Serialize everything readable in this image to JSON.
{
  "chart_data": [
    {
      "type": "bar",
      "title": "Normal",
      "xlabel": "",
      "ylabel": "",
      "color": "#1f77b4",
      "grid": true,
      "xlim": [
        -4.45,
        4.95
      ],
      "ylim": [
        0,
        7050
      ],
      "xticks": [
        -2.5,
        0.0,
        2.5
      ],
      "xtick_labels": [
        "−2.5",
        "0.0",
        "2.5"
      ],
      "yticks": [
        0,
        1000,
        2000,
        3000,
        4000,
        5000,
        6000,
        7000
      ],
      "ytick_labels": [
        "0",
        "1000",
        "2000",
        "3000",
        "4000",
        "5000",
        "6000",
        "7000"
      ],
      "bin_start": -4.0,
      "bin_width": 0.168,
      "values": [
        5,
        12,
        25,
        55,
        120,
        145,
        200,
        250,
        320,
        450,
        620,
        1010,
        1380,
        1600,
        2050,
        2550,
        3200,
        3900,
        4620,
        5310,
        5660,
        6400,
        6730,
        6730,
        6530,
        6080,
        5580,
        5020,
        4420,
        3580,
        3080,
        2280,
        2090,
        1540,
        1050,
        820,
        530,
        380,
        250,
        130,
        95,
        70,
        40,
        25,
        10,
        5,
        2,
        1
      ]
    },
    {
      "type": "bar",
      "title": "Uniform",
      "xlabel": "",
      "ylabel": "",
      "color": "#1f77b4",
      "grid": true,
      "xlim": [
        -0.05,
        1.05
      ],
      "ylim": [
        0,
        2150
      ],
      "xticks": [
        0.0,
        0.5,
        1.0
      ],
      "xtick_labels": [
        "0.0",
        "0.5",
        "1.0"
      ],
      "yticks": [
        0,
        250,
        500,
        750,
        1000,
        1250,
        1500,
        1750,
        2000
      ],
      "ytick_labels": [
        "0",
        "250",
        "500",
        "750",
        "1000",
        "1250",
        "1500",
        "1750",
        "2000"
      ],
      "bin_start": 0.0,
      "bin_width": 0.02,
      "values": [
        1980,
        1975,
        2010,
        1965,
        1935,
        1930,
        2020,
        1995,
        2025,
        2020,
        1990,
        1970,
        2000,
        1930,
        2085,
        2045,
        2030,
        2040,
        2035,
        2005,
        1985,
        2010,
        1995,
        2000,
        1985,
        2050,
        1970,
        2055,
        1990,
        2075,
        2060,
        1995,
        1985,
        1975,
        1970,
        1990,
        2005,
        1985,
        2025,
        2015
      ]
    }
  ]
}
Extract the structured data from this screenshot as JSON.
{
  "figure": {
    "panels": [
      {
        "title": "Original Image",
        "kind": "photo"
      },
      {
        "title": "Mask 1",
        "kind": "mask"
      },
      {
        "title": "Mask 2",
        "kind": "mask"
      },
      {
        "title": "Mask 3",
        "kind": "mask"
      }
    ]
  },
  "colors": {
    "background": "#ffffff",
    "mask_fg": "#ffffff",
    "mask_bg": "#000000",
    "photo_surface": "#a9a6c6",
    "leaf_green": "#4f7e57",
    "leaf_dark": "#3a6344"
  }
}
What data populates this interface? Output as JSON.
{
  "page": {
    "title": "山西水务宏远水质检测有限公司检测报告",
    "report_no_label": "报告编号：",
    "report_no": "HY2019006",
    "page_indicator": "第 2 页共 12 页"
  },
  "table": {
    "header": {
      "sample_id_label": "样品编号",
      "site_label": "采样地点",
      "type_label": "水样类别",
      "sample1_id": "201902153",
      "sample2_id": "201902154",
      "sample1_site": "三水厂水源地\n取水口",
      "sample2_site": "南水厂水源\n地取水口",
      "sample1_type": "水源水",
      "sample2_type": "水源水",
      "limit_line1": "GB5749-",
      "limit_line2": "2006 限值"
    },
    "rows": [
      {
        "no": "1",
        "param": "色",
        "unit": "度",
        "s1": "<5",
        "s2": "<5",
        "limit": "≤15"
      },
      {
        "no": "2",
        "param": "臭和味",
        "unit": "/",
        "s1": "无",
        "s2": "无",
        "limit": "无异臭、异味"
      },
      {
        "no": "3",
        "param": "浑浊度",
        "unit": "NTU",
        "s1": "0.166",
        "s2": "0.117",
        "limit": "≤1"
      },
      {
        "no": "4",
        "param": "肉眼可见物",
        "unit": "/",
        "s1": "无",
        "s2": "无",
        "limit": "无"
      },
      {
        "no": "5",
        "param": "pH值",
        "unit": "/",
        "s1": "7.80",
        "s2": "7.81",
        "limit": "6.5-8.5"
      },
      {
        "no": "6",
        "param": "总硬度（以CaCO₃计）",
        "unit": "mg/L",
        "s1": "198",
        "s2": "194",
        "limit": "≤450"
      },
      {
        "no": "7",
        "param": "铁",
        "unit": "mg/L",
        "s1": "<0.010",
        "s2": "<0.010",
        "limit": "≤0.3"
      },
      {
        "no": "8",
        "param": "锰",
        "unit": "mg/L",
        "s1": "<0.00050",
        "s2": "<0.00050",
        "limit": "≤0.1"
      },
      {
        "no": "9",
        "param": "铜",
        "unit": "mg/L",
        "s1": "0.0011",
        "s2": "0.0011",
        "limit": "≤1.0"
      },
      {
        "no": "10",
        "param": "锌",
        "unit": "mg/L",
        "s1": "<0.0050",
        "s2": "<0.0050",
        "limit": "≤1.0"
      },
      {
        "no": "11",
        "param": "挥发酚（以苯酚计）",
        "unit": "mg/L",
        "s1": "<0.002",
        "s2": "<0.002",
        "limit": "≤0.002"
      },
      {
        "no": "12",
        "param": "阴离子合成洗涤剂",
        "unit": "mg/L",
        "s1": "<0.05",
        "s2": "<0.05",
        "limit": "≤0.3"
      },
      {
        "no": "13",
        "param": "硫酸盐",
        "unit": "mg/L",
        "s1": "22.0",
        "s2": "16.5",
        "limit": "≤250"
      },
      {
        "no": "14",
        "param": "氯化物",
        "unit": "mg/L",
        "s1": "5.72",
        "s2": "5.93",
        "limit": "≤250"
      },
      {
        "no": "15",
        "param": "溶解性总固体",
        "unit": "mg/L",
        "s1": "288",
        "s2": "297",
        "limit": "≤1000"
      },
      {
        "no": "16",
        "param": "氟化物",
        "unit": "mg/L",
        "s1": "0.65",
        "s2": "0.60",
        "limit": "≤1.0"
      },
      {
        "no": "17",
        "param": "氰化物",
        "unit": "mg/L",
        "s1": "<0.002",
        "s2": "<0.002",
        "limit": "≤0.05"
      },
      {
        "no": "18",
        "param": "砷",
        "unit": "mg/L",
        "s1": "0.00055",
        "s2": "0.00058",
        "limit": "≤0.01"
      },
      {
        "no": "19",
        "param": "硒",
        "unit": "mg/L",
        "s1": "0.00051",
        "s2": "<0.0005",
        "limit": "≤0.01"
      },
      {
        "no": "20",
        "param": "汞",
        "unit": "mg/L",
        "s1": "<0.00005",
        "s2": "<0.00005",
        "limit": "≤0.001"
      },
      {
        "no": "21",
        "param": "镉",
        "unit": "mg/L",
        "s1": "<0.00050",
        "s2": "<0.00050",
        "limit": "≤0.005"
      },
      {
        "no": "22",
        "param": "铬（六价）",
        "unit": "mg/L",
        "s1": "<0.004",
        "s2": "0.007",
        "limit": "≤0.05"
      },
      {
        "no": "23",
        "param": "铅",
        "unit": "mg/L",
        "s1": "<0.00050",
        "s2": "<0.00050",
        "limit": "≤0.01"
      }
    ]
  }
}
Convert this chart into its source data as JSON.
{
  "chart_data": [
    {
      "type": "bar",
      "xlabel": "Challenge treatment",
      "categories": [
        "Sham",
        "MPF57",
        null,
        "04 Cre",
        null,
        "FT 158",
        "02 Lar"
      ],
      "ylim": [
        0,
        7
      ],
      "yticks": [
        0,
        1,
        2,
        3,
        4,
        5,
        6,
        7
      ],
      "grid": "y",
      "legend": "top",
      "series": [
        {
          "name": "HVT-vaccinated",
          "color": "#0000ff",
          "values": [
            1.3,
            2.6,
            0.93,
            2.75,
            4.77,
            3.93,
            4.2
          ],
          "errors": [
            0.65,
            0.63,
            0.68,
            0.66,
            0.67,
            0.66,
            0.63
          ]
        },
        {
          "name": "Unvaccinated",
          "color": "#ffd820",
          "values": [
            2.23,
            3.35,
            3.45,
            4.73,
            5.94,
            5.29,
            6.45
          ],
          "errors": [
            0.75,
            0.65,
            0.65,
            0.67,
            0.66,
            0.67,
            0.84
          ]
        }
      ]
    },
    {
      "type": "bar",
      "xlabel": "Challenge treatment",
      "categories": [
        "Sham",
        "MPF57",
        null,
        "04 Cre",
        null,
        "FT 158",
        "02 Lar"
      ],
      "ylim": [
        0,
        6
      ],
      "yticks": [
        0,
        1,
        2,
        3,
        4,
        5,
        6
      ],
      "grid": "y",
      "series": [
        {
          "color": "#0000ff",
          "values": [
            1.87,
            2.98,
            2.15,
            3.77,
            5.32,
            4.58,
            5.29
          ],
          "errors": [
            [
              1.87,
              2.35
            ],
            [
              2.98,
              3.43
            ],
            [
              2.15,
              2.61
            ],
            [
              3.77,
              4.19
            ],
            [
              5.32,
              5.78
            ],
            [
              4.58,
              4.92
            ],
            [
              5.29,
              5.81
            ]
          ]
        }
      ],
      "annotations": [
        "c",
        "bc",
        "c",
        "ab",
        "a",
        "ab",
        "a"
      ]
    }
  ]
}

**PROBLEM REQUIREMENTS:** From the records, copy every line that has the string "this" in it.

**TASK ANSWER:**
Serialize everything readable in this image to JSON.
Extract the structured data from this screenshot as JSON.
What data populates this interface? Output as JSON.
Convert this chart into its source data as JSON.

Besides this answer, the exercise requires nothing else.